**To be done:**
Every entry should be repeated exactly. Omit the pictures.

Start The input

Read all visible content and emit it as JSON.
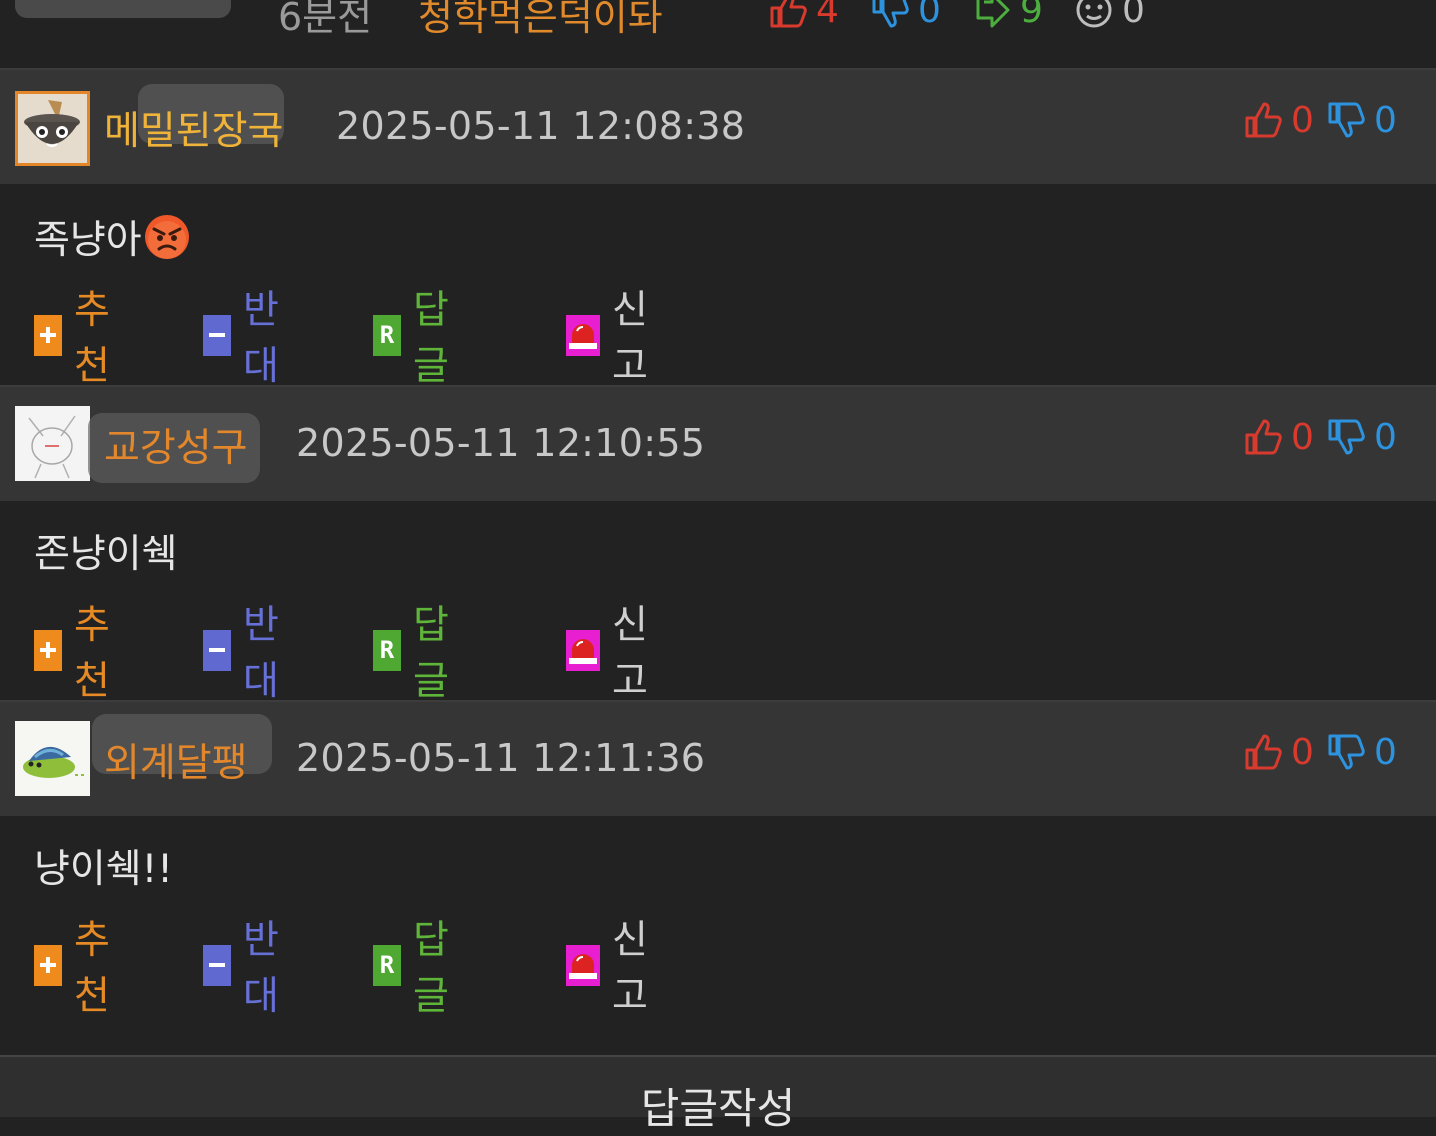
{
  "post_meta": {
    "time_ago": "6분전",
    "author": "청학먹은덕이돠",
    "likes": "4",
    "dislikes": "0",
    "shares": "9",
    "emotes": "0"
  },
  "comments": [
    {
      "nickname": "메밀된장국",
      "timestamp": "2025-05-11 12:08:38",
      "likes": "0",
      "dislikes": "0",
      "text": "족냥아",
      "emoji": "angry-face-icon"
    },
    {
      "nickname": "교강성구",
      "timestamp": "2025-05-11 12:10:55",
      "likes": "0",
      "dislikes": "0",
      "text": "존냥이쉑"
    },
    {
      "nickname": "외계달팽",
      "timestamp": "2025-05-11 12:11:36",
      "likes": "0",
      "dislikes": "0",
      "text": "냥이쉑!!"
    }
  ],
  "actions": {
    "recommend": "추천",
    "oppose": "반대",
    "reply": "답글",
    "report": "신고"
  },
  "write_button": "답글작성",
  "colors": {
    "background": "#222222",
    "header_row": "#353535",
    "nickname": "#e2872c",
    "like": "#d83a2e",
    "dislike": "#2d93df",
    "recommend": "#e58a24",
    "oppose": "#6670d6",
    "reply": "#5fb53a",
    "report_icon": "#e81fd0"
  }
}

End The input

**Exercise answer:**
Read all visible content and emit it as JSON.
{
  "post_meta": {
    "time_ago": "6분전",
    "author": "청학먹은덕이돠",
    "likes": "4",
    "dislikes": "0",
    "shares": "9",
    "emotes": "0"
  },
  "comments": [
    {
      "nickname": "메밀된장국",
      "timestamp": "2025-05-11 12:08:38",
      "likes": "0",
      "dislikes": "0",
      "text": "족냥아",
      "emoji": "angry-face-icon"
    },
    {
      "nickname": "교강성구",
      "timestamp": "2025-05-11 12:10:55",
      "likes": "0",
      "dislikes": "0",
      "text": "존냥이쉑"
    },
    {
      "nickname": "외계달팽",
      "timestamp": "2025-05-11 12:11:36",
      "likes": "0",
      "dislikes": "0",
      "text": "냥이쉑!!"
    }
  ],
  "actions": {
    "recommend": "추천",
    "oppose": "반대",
    "reply": "답글",
    "report": "신고"
  },
  "write_button": "답글작성",
  "colors": {
    "background": "#222222",
    "header_row": "#353535",
    "nickname": "#e2872c",
    "like": "#d83a2e",
    "dislike": "#2d93df",
    "recommend": "#e58a24",
    "oppose": "#6670d6",
    "reply": "#5fb53a",
    "report_icon": "#e81fd0"
  }
}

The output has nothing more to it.